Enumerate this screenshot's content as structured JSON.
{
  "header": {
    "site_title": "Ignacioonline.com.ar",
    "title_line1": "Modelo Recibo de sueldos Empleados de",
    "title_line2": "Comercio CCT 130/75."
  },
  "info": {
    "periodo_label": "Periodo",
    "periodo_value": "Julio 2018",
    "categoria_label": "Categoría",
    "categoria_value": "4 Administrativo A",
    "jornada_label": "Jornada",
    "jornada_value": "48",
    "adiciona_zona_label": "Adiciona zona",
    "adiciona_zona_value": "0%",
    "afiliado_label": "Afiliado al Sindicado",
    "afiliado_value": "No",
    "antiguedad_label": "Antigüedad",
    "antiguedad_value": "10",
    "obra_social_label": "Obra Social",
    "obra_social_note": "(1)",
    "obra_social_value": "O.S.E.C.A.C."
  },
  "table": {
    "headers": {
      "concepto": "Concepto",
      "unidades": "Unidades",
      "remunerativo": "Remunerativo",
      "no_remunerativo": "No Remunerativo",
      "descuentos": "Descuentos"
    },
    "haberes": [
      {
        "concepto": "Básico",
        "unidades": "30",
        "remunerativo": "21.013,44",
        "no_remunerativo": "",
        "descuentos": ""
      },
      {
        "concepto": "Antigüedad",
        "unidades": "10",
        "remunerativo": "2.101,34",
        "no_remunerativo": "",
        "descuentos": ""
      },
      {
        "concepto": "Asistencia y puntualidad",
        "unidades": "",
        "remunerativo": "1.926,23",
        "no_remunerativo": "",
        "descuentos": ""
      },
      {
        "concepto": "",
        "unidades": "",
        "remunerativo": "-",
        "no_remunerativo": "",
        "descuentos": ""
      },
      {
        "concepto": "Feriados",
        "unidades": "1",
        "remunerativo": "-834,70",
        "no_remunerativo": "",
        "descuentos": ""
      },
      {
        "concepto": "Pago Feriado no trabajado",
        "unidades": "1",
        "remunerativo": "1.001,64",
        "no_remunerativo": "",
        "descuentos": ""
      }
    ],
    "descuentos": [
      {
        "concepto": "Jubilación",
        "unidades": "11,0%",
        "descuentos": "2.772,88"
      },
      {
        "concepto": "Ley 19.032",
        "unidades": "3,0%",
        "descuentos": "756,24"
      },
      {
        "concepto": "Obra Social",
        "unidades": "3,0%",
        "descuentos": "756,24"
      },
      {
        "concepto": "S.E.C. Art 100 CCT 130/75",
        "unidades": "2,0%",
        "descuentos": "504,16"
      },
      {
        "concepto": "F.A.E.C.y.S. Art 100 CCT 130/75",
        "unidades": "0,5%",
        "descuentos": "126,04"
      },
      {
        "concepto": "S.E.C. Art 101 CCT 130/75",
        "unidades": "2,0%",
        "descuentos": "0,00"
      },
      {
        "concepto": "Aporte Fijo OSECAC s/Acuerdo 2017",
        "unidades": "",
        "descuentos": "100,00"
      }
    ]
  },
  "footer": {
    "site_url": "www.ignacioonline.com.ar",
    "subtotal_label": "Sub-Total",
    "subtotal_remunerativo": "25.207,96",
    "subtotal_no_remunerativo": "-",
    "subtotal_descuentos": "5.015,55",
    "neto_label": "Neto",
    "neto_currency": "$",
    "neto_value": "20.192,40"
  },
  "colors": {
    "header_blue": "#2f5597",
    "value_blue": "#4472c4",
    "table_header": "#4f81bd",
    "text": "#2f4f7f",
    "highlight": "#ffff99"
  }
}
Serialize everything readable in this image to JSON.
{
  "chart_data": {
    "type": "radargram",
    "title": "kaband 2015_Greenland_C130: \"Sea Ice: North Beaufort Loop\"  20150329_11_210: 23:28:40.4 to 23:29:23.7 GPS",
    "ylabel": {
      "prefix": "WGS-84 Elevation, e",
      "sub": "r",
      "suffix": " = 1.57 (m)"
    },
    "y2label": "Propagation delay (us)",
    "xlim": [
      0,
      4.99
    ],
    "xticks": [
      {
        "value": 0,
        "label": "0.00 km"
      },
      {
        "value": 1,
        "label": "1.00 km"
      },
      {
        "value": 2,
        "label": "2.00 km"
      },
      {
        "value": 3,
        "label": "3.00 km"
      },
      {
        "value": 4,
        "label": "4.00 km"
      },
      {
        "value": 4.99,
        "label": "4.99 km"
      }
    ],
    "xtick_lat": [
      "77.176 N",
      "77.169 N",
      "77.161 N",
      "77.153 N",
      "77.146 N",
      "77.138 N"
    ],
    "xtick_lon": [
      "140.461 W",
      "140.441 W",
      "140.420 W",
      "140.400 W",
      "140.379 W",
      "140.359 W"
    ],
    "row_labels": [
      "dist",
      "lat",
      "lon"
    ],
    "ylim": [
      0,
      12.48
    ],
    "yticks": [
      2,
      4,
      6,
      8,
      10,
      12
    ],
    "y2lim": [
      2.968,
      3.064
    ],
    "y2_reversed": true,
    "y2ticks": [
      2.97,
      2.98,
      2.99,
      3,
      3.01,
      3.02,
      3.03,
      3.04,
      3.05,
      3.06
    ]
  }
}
━━━━━━━━━━
Every entry needs to be retyped exactly.

> SOLVED PROBLEM
Enumerate this screenshot's content as structured JSON.
{
  "header": {
    "site_title": "Ignacioonline.com.ar",
    "title_line1": "Modelo Recibo de sueldos Empleados de",
    "title_line2": "Comercio CCT 130/75."
  },
  "info": {
    "periodo_label": "Periodo",
    "periodo_value": "Julio 2018",
    "categoria_label": "Categoría",
    "categoria_value": "4 Administrativo A",
    "jornada_label": "Jornada",
    "jornada_value": "48",
    "adiciona_zona_label": "Adiciona zona",
    "adiciona_zona_value": "0%",
    "afiliado_label": "Afiliado al Sindicado",
    "afiliado_value": "No",
    "antiguedad_label": "Antigüedad",
    "antiguedad_value": "10",
    "obra_social_label": "Obra Social",
    "obra_social_note": "(1)",
    "obra_social_value": "O.S.E.C.A.C."
  },
  "table": {
    "headers": {
      "concepto": "Concepto",
      "unidades": "Unidades",
      "remunerativo": "Remunerativo",
      "no_remunerativo": "No Remunerativo",
      "descuentos": "Descuentos"
    },
    "haberes": [
      {
        "concepto": "Básico",
        "unidades": "30",
        "remunerativo": "21.013,44",
        "no_remunerativo": "",
        "descuentos": ""
      },
      {
        "concepto": "Antigüedad",
        "unidades": "10",
        "remunerativo": "2.101,34",
        "no_remunerativo": "",
        "descuentos": ""
      },
      {
        "concepto": "Asistencia y puntualidad",
        "unidades": "",
        "remunerativo": "1.926,23",
        "no_remunerativo": "",
        "descuentos": ""
      },
      {
        "concepto": "",
        "unidades": "",
        "remunerativo": "-",
        "no_remunerativo": "",
        "descuentos": ""
      },
      {
        "concepto": "Feriados",
        "unidades": "1",
        "remunerativo": "-834,70",
        "no_remunerativo": "",
        "descuentos": ""
      },
      {
        "concepto": "Pago Feriado no trabajado",
        "unidades": "1",
        "remunerativo": "1.001,64",
        "no_remunerativo": "",
        "descuentos": ""
      }
    ],
    "descuentos": [
      {
        "concepto": "Jubilación",
        "unidades": "11,0%",
        "descuentos": "2.772,88"
      },
      {
        "concepto": "Ley 19.032",
        "unidades": "3,0%",
        "descuentos": "756,24"
      },
      {
        "concepto": "Obra Social",
        "unidades": "3,0%",
        "descuentos": "756,24"
      },
      {
        "concepto": "S.E.C. Art 100 CCT 130/75",
        "unidades": "2,0%",
        "descuentos": "504,16"
      },
      {
        "concepto": "F.A.E.C.y.S. Art 100 CCT 130/75",
        "unidades": "0,5%",
        "descuentos": "126,04"
      },
      {
        "concepto": "S.E.C. Art 101 CCT 130/75",
        "unidades": "2,0%",
        "descuentos": "0,00"
      },
      {
        "concepto": "Aporte Fijo OSECAC s/Acuerdo 2017",
        "unidades": "",
        "descuentos": "100,00"
      }
    ]
  },
  "footer": {
    "site_url": "www.ignacioonline.com.ar",
    "subtotal_label": "Sub-Total",
    "subtotal_remunerativo": "25.207,96",
    "subtotal_no_remunerativo": "-",
    "subtotal_descuentos": "5.015,55",
    "neto_label": "Neto",
    "neto_currency": "$",
    "neto_value": "20.192,40"
  },
  "colors": {
    "header_blue": "#2f5597",
    "value_blue": "#4472c4",
    "table_header": "#4f81bd",
    "text": "#2f4f7f",
    "highlight": "#ffff99"
  }
}
Serialize everything readable in this image to JSON.
{
  "chart_data": {
    "type": "radargram",
    "title": "kaband 2015_Greenland_C130: \"Sea Ice: North Beaufort Loop\"  20150329_11_210: 23:28:40.4 to 23:29:23.7 GPS",
    "ylabel": {
      "prefix": "WGS-84 Elevation, e",
      "sub": "r",
      "suffix": " = 1.57 (m)"
    },
    "y2label": "Propagation delay (us)",
    "xlim": [
      0,
      4.99
    ],
    "xticks": [
      {
        "value": 0,
        "label": "0.00 km"
      },
      {
        "value": 1,
        "label": "1.00 km"
      },
      {
        "value": 2,
        "label": "2.00 km"
      },
      {
        "value": 3,
        "label": "3.00 km"
      },
      {
        "value": 4,
        "label": "4.00 km"
      },
      {
        "value": 4.99,
        "label": "4.99 km"
      }
    ],
    "xtick_lat": [
      "77.176 N",
      "77.169 N",
      "77.161 N",
      "77.153 N",
      "77.146 N",
      "77.138 N"
    ],
    "xtick_lon": [
      "140.461 W",
      "140.441 W",
      "140.420 W",
      "140.400 W",
      "140.379 W",
      "140.359 W"
    ],
    "row_labels": [
      "dist",
      "lat",
      "lon"
    ],
    "ylim": [
      0,
      12.48
    ],
    "yticks": [
      2,
      4,
      6,
      8,
      10,
      12
    ],
    "y2lim": [
      2.968,
      3.064
    ],
    "y2_reversed": true,
    "y2ticks": [
      2.97,
      2.98,
      2.99,
      3,
      3.01,
      3.02,
      3.03,
      3.04,
      3.05,
      3.06
    ]
  }
}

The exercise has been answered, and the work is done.